Type out the complete listing below word for word, without its pictures.

------------------------------------------------------------------------

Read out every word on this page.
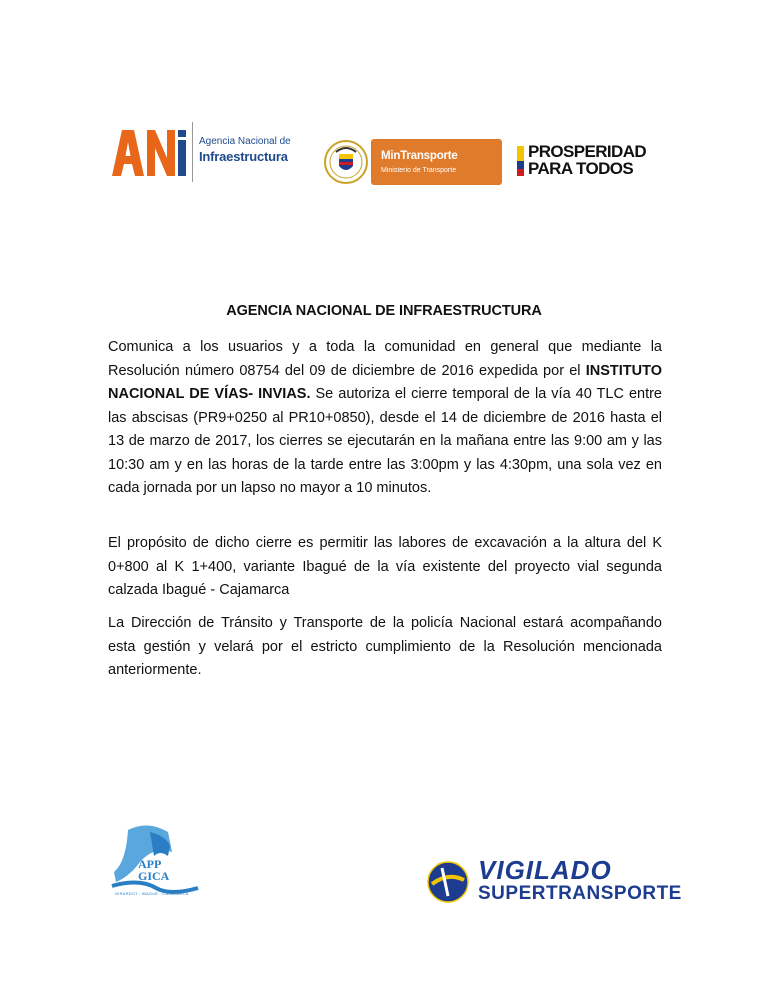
Agencia Nacional de
Infraestructura	MinTransporte
Ministerio de Transporte
PROSPERIDAD
PARA TODOS
AGENCIA NACIONAL DE INFRAESTRUCTURA
Comunica a los usuarios y a toda la comunidad en general que mediante la Resolución número 08754 del 09 de diciembre de 2016 expedida por el INSTITUTO NACIONAL DE VÍAS- INVIAS. Se autoriza el cierre temporal de la vía 40 TLC entre las abscisas (PR9+0250 al PR10+0850), desde el 14 de diciembre de 2016 hasta el 13 de marzo de 2017, los cierres se ejecutarán en la mañana entre las 9:00 am y las 10:30 am y en las horas de la tarde entre las 3:00pm y las 4:30pm, una sola vez en cada jornada por un lapso no mayor a 10 minutos.
El propósito de dicho cierre es permitir las labores de excavación a la altura del K 0+800 al K 1+400, variante Ibagué de la vía existente del proyecto vial segunda calzada Ibagué - Cajamarca
La Dirección de Tránsito y Transporte de la policía Nacional estará acompañando esta gestión y velará por el estricto cumplimiento de la Resolución mencionada anteriormente.
APP
GICA
GIRARDOT - IBAGUÉ - CAJAMARCA
VIGILADO
SUPERTRANSPORTE
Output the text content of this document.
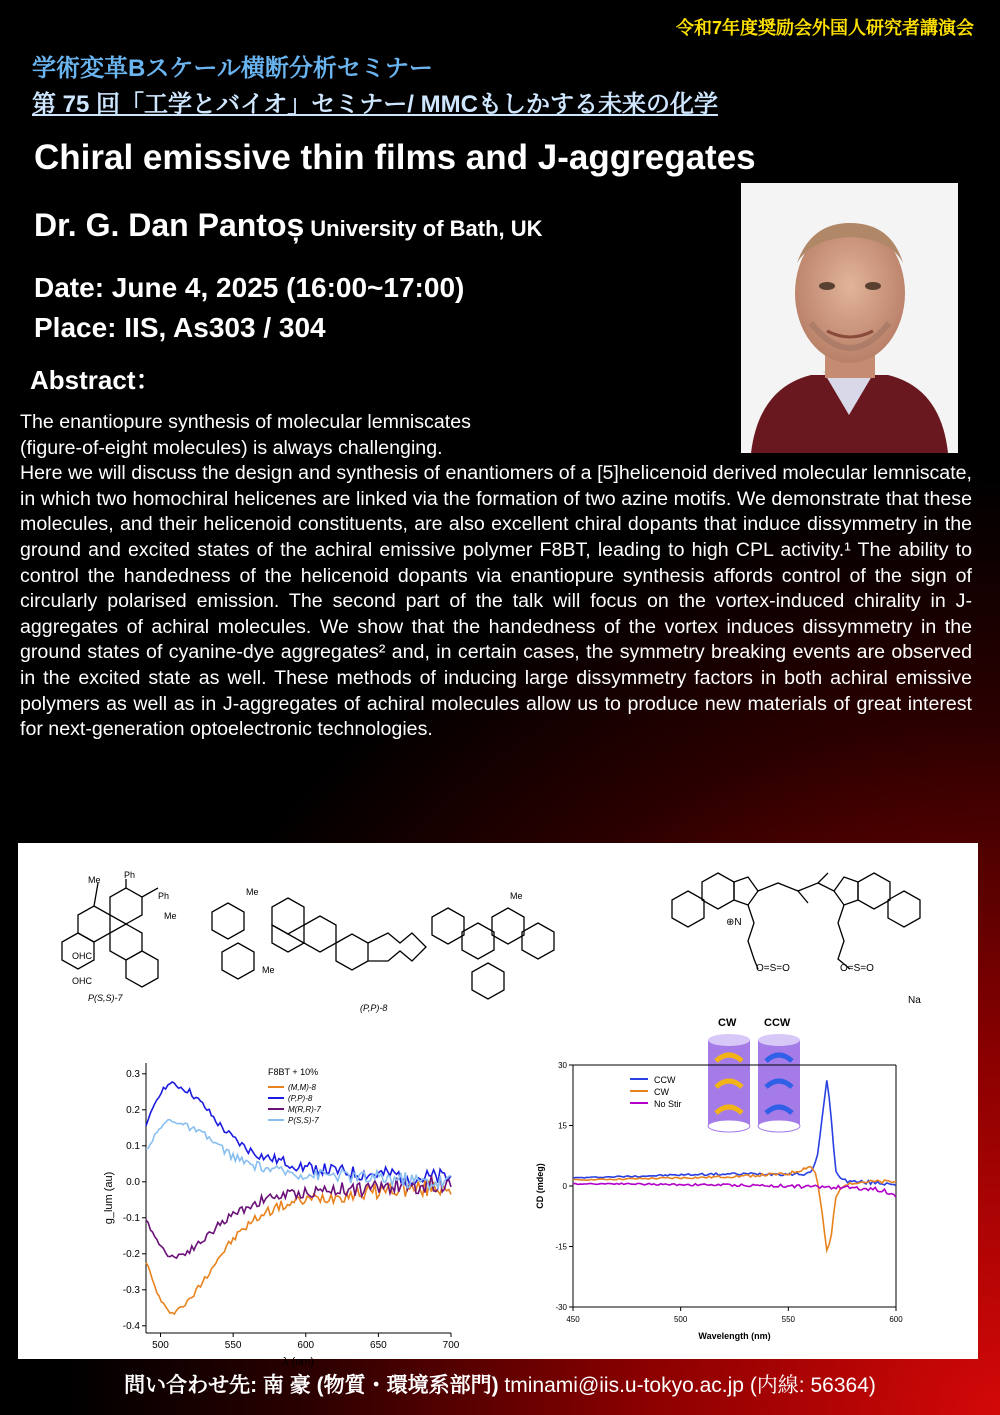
令和7年度奨励会外国人研究者講演会
学術変革Bスケール横断分析セミナー
第 75 回「工学とバイオ」セミナー/ MMCもしかする未来の化学
Chiral emissive thin films and J-aggregates
Dr. G. Dan Pantoș University of Bath, UK
Date: June 4, 2025 (16:00~17:00)
Place: IIS, As303 / 304
Abstract：
The enantiopure synthesis of molecular lemniscates
(figure-of-eight molecules) is always challenging.
Here we will discuss the design and synthesis of enantiomers of a [5]helicenoid derived molecular lemniscate, in which two homochiral helicenes are linked via the formation of two azine motifs. We demonstrate that these molecules, and their helicenoid constituents, are also excellent chiral dopants that induce dissymmetry in the ground and excited states of the achiral emissive polymer F8BT, leading to high CPL activity.¹ The ability to control the handedness of the helicenoid dopants via enantiopure synthesis affords control of the sign of circularly polarised emission. The second part of the talk will focus on the vortex-induced chirality in J-aggregates of achiral molecules. We show that the handedness of the vortex induces dissymmetry in the ground states of cyanine-dye aggregates² and, in certain cases, the symmetry breaking events are observed in the excited state as well. These methods of inducing large dissymmetry factors in both achiral emissive polymers as well as in J-aggregates of achiral molecules allow us to produce new materials of great interest for next-generation optoelectronic technologies.
OHC
OHC
Me	Ph
Ph
Me
P(S,S)-7
Me
Me
Me
(P,P)-8
⊕N
O=S=O	O=S=O
Na
CW	CCW
500	550	600	650	700
0.3
0.2
0.1
0.0
-0.1
-0.2
-0.3
-0.4
λ (nm)
g_lum (au)
F8BT + 10%
(M,M)-8
(P,P)-8
M(R,R)-7
P(S,S)-7
450	500	550	600
30
15
0
-15
-30
Wavelength (nm)
CD (mdeg)
CCW
CW
No Stir
問い合わせ先: 南 豪 (物質・環境系部門) tminami@iis.u-tokyo.ac.jp (内線: 56364)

------------------------------------------------------------------------

_Response to this exercise_
Read out every word on this page.
Agencia Nacional de
Infraestructura	MinTransporte
Ministerio de Transporte
PROSPERIDAD
PARA TODOS
AGENCIA NACIONAL DE INFRAESTRUCTURA
Comunica a los usuarios y a toda la comunidad en general que mediante la Resolución número 08754 del 09 de diciembre de 2016 expedida por el INSTITUTO NACIONAL DE VÍAS- INVIAS. Se autoriza el cierre temporal de la vía 40 TLC entre las abscisas (PR9+0250 al PR10+0850), desde el 14 de diciembre de 2016 hasta el 13 de marzo de 2017, los cierres se ejecutarán en la mañana entre las 9:00 am y las 10:30 am y en las horas de la tarde entre las 3:00pm y las 4:30pm, una sola vez en cada jornada por un lapso no mayor a 10 minutos.
El propósito de dicho cierre es permitir las labores de excavación a la altura del K 0+800 al K 1+400, variante Ibagué de la vía existente del proyecto vial segunda calzada Ibagué - Cajamarca
La Dirección de Tránsito y Transporte de la policía Nacional estará acompañando esta gestión y velará por el estricto cumplimiento de la Resolución mencionada anteriormente.
APP
GICA
GIRARDOT - IBAGUÉ - CAJAMARCA
VIGILADO
SUPERTRANSPORTE
Output the text content of this document.
令和7年度奨励会外国人研究者講演会
学術変革Bスケール横断分析セミナー
第 75 回「工学とバイオ」セミナー/ MMCもしかする未来の化学
Chiral emissive thin films and J-aggregates
Dr. G. Dan Pantoș University of Bath, UK
Date: June 4, 2025 (16:00~17:00)
Place: IIS, As303 / 304
Abstract：
The enantiopure synthesis of molecular lemniscates
(figure-of-eight molecules) is always challenging.
Here we will discuss the design and synthesis of enantiomers of a [5]helicenoid derived molecular lemniscate, in which two homochiral helicenes are linked via the formation of two azine motifs. We demonstrate that these molecules, and their helicenoid constituents, are also excellent chiral dopants that induce dissymmetry in the ground and excited states of the achiral emissive polymer F8BT, leading to high CPL activity.¹ The ability to control the handedness of the helicenoid dopants via enantiopure synthesis affords control of the sign of circularly polarised emission. The second part of the talk will focus on the vortex-induced chirality in J-aggregates of achiral molecules. We show that the handedness of the vortex induces dissymmetry in the ground states of cyanine-dye aggregates² and, in certain cases, the symmetry breaking events are observed in the excited state as well. These methods of inducing large dissymmetry factors in both achiral emissive polymers as well as in J-aggregates of achiral molecules allow us to produce new materials of great interest for next-generation optoelectronic technologies.
OHC
OHC
Me	Ph
Ph
Me
P(S,S)-7
Me
Me
Me
(P,P)-8
⊕N
O=S=O	O=S=O
Na
CW	CCW
500	550	600	650	700
0.3
0.2
0.1
0.0
-0.1
-0.2
-0.3
-0.4
λ (nm)
g_lum (au)
F8BT + 10%
(M,M)-8
(P,P)-8
M(R,R)-7
P(S,S)-7
450	500	550	600
30
15
0
-15
-30
Wavelength (nm)
CD (mdeg)
CCW
CW
No Stir
問い合わせ先: 南 豪 (物質・環境系部門) tminami@iis.u-tokyo.ac.jp (内線: 56364)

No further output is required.